Directions - Please return the full listing below without altering anything.

Excerpts from a figure dataset

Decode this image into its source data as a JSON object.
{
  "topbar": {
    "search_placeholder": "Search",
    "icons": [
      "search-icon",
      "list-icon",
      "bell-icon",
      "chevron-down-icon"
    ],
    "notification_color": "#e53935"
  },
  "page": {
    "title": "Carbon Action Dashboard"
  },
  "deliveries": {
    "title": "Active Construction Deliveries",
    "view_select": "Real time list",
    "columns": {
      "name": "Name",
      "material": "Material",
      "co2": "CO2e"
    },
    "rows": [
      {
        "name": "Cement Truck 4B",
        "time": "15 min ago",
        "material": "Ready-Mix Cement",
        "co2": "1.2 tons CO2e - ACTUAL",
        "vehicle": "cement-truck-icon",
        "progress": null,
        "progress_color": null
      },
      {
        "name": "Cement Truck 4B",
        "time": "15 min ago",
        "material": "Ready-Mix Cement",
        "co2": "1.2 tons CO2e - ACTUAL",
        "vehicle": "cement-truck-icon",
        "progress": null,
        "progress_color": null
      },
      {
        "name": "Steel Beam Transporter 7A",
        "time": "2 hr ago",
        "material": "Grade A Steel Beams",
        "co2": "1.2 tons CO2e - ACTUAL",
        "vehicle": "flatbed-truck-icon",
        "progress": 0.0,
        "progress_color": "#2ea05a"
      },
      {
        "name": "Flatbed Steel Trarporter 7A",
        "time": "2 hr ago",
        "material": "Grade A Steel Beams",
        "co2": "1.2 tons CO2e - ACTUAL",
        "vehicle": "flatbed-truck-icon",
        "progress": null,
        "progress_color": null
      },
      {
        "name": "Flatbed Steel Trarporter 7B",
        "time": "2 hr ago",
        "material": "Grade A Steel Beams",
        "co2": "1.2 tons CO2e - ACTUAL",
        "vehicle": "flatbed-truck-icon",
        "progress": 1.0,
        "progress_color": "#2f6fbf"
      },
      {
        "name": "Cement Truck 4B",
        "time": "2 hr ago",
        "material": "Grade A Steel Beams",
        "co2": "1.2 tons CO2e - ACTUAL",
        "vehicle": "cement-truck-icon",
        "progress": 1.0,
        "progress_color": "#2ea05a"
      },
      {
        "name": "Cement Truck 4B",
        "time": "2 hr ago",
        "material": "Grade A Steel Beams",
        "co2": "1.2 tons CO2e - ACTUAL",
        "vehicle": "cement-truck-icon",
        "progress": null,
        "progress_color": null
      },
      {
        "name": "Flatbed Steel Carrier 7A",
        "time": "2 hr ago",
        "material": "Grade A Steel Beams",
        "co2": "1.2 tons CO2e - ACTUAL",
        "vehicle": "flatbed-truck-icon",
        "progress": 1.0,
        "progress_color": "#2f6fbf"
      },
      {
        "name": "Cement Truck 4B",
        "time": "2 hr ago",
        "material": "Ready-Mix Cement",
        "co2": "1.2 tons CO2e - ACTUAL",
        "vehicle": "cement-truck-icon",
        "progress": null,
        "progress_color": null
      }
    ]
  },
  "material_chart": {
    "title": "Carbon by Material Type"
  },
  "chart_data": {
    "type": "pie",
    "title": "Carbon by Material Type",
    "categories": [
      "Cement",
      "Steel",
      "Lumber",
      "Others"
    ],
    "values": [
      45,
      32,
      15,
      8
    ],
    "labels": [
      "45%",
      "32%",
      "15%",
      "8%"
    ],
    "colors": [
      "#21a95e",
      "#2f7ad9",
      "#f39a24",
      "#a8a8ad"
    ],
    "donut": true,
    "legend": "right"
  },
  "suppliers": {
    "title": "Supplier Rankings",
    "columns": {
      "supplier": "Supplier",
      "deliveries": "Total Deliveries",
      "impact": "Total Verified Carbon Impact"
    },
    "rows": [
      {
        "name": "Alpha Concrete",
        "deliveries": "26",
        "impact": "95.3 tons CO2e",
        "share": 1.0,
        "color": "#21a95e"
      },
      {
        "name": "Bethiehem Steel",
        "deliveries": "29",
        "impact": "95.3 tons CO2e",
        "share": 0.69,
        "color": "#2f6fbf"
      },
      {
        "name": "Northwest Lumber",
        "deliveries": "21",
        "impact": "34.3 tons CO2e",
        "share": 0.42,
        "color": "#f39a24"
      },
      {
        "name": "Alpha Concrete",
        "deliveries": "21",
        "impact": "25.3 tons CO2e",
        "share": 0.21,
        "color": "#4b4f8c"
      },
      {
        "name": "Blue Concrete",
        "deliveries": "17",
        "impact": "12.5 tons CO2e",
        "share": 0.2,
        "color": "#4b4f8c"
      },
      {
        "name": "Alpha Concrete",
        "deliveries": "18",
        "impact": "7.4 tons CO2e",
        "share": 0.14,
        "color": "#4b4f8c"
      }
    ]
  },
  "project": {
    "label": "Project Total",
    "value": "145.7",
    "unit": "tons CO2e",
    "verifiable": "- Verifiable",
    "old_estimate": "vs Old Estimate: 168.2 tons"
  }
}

Exercise solution -
Decode this image into its source data as a JSON object.
{
  "topbar": {
    "search_placeholder": "Search",
    "icons": [
      "search-icon",
      "list-icon",
      "bell-icon",
      "chevron-down-icon"
    ],
    "notification_color": "#e53935"
  },
  "page": {
    "title": "Carbon Action Dashboard"
  },
  "deliveries": {
    "title": "Active Construction Deliveries",
    "view_select": "Real time list",
    "columns": {
      "name": "Name",
      "material": "Material",
      "co2": "CO2e"
    },
    "rows": [
      {
        "name": "Cement Truck 4B",
        "time": "15 min ago",
        "material": "Ready-Mix Cement",
        "co2": "1.2 tons CO2e - ACTUAL",
        "vehicle": "cement-truck-icon",
        "progress": null,
        "progress_color": null
      },
      {
        "name": "Cement Truck 4B",
        "time": "15 min ago",
        "material": "Ready-Mix Cement",
        "co2": "1.2 tons CO2e - ACTUAL",
        "vehicle": "cement-truck-icon",
        "progress": null,
        "progress_color": null
      },
      {
        "name": "Steel Beam Transporter 7A",
        "time": "2 hr ago",
        "material": "Grade A Steel Beams",
        "co2": "1.2 tons CO2e - ACTUAL",
        "vehicle": "flatbed-truck-icon",
        "progress": 0.0,
        "progress_color": "#2ea05a"
      },
      {
        "name": "Flatbed Steel Trarporter 7A",
        "time": "2 hr ago",
        "material": "Grade A Steel Beams",
        "co2": "1.2 tons CO2e - ACTUAL",
        "vehicle": "flatbed-truck-icon",
        "progress": null,
        "progress_color": null
      },
      {
        "name": "Flatbed Steel Trarporter 7B",
        "time": "2 hr ago",
        "material": "Grade A Steel Beams",
        "co2": "1.2 tons CO2e - ACTUAL",
        "vehicle": "flatbed-truck-icon",
        "progress": 1.0,
        "progress_color": "#2f6fbf"
      },
      {
        "name": "Cement Truck 4B",
        "time": "2 hr ago",
        "material": "Grade A Steel Beams",
        "co2": "1.2 tons CO2e - ACTUAL",
        "vehicle": "cement-truck-icon",
        "progress": 1.0,
        "progress_color": "#2ea05a"
      },
      {
        "name": "Cement Truck 4B",
        "time": "2 hr ago",
        "material": "Grade A Steel Beams",
        "co2": "1.2 tons CO2e - ACTUAL",
        "vehicle": "cement-truck-icon",
        "progress": null,
        "progress_color": null
      },
      {
        "name": "Flatbed Steel Carrier 7A",
        "time": "2 hr ago",
        "material": "Grade A Steel Beams",
        "co2": "1.2 tons CO2e - ACTUAL",
        "vehicle": "flatbed-truck-icon",
        "progress": 1.0,
        "progress_color": "#2f6fbf"
      },
      {
        "name": "Cement Truck 4B",
        "time": "2 hr ago",
        "material": "Ready-Mix Cement",
        "co2": "1.2 tons CO2e - ACTUAL",
        "vehicle": "cement-truck-icon",
        "progress": null,
        "progress_color": null
      }
    ]
  },
  "material_chart": {
    "title": "Carbon by Material Type"
  },
  "chart_data": {
    "type": "pie",
    "title": "Carbon by Material Type",
    "categories": [
      "Cement",
      "Steel",
      "Lumber",
      "Others"
    ],
    "values": [
      45,
      32,
      15,
      8
    ],
    "labels": [
      "45%",
      "32%",
      "15%",
      "8%"
    ],
    "colors": [
      "#21a95e",
      "#2f7ad9",
      "#f39a24",
      "#a8a8ad"
    ],
    "donut": true,
    "legend": "right"
  },
  "suppliers": {
    "title": "Supplier Rankings",
    "columns": {
      "supplier": "Supplier",
      "deliveries": "Total Deliveries",
      "impact": "Total Verified Carbon Impact"
    },
    "rows": [
      {
        "name": "Alpha Concrete",
        "deliveries": "26",
        "impact": "95.3 tons CO2e",
        "share": 1.0,
        "color": "#21a95e"
      },
      {
        "name": "Bethiehem Steel",
        "deliveries": "29",
        "impact": "95.3 tons CO2e",
        "share": 0.69,
        "color": "#2f6fbf"
      },
      {
        "name": "Northwest Lumber",
        "deliveries": "21",
        "impact": "34.3 tons CO2e",
        "share": 0.42,
        "color": "#f39a24"
      },
      {
        "name": "Alpha Concrete",
        "deliveries": "21",
        "impact": "25.3 tons CO2e",
        "share": 0.21,
        "color": "#4b4f8c"
      },
      {
        "name": "Blue Concrete",
        "deliveries": "17",
        "impact": "12.5 tons CO2e",
        "share": 0.2,
        "color": "#4b4f8c"
      },
      {
        "name": "Alpha Concrete",
        "deliveries": "18",
        "impact": "7.4 tons CO2e",
        "share": 0.14,
        "color": "#4b4f8c"
      }
    ]
  },
  "project": {
    "label": "Project Total",
    "value": "145.7",
    "unit": "tons CO2e",
    "verifiable": "- Verifiable",
    "old_estimate": "vs Old Estimate: 168.2 tons"
  }
}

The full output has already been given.